Copy each line of the material below that includes the string "statim".

---------------

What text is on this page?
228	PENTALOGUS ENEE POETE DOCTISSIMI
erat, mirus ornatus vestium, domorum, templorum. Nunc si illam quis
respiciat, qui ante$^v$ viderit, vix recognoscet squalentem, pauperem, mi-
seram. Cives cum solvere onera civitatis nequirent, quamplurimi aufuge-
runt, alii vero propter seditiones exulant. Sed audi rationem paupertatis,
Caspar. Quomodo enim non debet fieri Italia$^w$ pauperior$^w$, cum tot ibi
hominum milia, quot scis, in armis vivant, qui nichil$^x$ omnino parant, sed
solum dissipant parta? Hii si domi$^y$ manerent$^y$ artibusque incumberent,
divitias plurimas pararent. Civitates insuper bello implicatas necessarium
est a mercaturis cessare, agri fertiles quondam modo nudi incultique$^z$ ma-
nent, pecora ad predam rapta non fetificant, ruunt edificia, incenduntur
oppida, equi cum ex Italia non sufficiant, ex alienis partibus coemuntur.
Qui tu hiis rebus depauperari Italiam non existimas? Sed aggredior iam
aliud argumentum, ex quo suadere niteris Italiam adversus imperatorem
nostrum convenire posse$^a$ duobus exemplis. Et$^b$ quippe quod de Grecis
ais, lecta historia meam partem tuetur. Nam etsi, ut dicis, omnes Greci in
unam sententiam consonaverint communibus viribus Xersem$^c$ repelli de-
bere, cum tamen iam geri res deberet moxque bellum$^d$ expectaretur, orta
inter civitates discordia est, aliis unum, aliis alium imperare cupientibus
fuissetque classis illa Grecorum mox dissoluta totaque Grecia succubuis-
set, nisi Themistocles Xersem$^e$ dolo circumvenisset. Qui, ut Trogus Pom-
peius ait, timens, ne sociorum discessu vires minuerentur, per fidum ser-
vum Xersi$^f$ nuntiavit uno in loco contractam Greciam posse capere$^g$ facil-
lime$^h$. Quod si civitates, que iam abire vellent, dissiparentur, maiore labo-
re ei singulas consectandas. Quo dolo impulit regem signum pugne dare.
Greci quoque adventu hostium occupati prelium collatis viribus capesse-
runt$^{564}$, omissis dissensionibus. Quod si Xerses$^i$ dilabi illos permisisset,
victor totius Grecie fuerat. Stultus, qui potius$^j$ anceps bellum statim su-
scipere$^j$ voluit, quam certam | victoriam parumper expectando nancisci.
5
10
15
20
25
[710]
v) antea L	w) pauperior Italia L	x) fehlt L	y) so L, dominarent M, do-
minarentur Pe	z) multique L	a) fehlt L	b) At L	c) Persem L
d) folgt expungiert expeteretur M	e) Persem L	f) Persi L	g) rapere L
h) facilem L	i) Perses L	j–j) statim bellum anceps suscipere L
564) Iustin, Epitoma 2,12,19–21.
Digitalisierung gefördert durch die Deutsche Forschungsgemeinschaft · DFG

---------------

» **OUTPUT FOR THIS EXERCISE**:
victor totius Grecie fuerat. Stultus, qui potius$^j$ anceps bellum statim su-
h) facilem L	i) Perses L	j–j) statim bellum anceps suscipere L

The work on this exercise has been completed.